#### What is asked
Each line containing the word "marocain" must be collected.

#### Excerpted data
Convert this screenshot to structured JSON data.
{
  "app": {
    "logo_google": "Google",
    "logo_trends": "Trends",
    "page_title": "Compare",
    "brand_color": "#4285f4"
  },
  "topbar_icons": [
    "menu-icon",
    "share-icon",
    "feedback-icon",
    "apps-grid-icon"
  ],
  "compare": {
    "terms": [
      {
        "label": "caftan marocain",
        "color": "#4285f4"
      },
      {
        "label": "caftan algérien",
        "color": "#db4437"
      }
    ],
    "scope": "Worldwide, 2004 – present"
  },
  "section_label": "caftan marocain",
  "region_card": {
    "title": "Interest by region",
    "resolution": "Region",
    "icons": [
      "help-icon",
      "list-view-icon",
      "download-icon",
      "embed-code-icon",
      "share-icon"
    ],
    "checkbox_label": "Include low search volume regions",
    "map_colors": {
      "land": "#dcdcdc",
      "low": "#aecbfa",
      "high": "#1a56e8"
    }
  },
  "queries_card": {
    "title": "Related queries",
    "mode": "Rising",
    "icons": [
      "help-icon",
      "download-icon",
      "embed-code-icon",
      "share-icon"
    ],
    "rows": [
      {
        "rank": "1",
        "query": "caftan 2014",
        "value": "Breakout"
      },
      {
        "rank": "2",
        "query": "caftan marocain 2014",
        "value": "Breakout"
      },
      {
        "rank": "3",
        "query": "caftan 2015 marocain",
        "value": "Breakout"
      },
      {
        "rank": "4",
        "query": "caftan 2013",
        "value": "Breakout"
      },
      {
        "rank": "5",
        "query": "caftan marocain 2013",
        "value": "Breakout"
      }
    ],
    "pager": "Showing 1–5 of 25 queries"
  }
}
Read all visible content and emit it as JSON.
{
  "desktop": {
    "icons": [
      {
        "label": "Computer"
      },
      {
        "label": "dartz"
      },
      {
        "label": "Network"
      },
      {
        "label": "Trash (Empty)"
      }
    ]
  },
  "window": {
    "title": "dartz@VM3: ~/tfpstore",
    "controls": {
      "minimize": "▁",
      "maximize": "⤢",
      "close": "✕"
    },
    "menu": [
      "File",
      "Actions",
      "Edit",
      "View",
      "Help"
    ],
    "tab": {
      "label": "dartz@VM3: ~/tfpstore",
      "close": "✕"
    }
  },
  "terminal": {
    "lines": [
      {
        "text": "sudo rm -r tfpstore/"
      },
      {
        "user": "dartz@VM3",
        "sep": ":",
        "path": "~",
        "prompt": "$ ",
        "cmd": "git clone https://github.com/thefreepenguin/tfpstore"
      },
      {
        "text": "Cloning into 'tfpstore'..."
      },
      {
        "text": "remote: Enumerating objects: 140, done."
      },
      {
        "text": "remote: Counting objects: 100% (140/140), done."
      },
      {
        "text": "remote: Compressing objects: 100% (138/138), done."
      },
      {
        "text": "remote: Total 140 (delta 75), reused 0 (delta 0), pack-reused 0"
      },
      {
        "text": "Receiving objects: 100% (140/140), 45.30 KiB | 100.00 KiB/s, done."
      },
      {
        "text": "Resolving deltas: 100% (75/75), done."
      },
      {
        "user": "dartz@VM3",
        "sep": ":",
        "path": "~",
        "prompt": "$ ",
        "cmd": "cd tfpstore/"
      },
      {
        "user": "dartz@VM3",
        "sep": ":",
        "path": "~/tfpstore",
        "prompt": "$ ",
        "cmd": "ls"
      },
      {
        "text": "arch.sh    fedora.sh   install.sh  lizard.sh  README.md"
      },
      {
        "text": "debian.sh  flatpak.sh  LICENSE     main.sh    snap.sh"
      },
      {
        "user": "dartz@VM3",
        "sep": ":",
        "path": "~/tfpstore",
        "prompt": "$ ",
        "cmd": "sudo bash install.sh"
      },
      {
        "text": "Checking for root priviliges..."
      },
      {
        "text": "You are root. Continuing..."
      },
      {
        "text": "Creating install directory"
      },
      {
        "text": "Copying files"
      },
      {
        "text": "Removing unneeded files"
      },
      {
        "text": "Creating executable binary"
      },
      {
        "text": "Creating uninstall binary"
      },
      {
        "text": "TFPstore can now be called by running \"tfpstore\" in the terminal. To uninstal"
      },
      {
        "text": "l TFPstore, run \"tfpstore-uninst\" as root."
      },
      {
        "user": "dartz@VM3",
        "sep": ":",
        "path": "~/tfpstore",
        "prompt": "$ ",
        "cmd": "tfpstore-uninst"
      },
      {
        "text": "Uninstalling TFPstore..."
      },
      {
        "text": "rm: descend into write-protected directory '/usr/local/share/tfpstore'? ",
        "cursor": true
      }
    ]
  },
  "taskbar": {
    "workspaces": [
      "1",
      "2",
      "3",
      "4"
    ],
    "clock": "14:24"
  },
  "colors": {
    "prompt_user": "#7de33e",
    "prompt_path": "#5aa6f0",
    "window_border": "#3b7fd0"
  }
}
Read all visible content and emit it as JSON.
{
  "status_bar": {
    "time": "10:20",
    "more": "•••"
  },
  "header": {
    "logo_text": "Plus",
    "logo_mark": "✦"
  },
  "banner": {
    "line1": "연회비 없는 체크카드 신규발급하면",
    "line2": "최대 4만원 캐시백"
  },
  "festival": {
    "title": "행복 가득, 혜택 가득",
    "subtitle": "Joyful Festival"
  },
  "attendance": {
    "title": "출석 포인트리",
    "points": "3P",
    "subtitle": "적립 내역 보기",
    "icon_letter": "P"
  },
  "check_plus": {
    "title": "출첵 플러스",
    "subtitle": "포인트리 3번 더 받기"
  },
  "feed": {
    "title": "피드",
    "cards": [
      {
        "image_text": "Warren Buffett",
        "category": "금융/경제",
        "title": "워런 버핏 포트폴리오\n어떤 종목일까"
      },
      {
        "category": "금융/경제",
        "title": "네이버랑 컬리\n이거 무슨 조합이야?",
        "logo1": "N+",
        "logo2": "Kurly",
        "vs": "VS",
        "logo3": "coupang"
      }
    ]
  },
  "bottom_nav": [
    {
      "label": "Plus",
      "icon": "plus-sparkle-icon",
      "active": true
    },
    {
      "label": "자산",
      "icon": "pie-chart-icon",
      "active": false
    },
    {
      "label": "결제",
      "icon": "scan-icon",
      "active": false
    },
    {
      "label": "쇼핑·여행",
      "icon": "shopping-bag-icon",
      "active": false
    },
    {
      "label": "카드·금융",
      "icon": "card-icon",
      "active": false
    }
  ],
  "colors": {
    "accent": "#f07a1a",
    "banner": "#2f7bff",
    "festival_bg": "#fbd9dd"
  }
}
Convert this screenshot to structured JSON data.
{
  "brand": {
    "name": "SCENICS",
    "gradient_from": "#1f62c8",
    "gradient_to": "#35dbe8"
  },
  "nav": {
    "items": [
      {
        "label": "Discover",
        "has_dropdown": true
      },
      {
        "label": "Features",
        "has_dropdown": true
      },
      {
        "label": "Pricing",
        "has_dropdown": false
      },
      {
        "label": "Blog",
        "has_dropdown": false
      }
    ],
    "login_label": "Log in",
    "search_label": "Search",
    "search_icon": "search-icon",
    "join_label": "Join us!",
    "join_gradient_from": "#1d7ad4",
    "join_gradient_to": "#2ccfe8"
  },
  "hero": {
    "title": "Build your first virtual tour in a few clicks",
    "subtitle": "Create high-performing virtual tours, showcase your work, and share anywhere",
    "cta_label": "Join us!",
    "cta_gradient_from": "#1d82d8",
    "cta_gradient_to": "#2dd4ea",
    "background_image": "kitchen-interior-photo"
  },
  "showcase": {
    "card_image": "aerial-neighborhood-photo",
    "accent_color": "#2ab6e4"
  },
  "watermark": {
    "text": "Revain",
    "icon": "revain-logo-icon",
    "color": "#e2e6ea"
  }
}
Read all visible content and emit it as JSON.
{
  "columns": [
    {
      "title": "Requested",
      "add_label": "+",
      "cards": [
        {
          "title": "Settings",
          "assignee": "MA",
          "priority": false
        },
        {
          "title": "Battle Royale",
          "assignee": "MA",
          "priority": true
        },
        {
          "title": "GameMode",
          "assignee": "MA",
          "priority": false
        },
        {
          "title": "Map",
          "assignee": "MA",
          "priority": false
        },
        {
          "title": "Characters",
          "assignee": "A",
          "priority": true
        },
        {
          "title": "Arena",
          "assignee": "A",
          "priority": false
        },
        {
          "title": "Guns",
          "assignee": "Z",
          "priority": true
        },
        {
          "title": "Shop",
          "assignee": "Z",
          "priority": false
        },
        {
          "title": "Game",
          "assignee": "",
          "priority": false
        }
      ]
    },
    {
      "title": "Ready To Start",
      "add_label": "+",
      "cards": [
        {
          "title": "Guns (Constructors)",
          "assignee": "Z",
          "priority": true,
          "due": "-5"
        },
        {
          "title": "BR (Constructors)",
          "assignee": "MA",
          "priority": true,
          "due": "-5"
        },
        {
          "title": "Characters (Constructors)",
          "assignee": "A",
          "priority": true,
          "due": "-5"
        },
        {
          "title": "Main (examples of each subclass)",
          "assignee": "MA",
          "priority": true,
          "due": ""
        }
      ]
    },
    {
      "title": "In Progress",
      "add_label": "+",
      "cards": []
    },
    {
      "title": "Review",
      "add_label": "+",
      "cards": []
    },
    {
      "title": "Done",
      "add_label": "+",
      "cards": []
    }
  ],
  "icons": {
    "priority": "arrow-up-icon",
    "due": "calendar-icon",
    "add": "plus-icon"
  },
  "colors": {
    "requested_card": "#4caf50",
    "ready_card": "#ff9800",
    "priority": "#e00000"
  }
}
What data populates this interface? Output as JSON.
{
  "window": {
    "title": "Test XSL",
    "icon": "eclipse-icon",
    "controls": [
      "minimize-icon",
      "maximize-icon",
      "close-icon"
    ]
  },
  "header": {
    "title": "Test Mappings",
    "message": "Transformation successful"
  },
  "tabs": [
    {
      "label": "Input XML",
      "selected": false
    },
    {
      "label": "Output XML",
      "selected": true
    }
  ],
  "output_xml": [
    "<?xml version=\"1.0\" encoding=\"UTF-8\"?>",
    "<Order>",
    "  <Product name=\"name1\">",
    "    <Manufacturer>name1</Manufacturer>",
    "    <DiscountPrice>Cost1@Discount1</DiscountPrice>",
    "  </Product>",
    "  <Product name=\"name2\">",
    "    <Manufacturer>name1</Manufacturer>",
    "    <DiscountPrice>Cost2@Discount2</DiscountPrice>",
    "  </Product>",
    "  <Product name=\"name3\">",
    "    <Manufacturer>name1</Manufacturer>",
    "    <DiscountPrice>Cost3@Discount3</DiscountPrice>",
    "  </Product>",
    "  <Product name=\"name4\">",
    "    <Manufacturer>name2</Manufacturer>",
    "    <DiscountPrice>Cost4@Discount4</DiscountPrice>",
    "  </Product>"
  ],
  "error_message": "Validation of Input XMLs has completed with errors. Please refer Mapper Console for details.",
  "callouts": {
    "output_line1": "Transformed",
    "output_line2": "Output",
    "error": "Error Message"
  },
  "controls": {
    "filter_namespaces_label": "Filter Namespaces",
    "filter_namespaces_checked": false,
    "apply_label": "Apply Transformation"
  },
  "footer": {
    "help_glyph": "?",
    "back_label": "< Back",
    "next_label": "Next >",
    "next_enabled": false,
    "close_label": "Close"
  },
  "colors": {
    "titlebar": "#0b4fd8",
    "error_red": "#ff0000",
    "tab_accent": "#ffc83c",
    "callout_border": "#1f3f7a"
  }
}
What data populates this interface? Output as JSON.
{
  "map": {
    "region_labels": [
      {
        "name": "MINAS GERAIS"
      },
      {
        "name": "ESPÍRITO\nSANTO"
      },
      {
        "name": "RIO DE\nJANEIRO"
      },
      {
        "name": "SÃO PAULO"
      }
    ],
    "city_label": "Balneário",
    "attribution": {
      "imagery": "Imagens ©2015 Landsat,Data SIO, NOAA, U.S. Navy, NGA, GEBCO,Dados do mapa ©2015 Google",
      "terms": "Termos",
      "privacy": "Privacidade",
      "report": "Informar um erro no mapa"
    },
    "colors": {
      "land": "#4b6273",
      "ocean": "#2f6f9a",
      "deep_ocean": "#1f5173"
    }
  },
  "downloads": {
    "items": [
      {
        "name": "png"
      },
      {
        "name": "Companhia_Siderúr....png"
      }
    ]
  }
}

#### Reply
        "label": "caftan marocain",
  "section_label": "caftan marocain",
        "query": "caftan marocain 2014",
        "query": "caftan 2015 marocain",
        "query": "caftan marocain 2013",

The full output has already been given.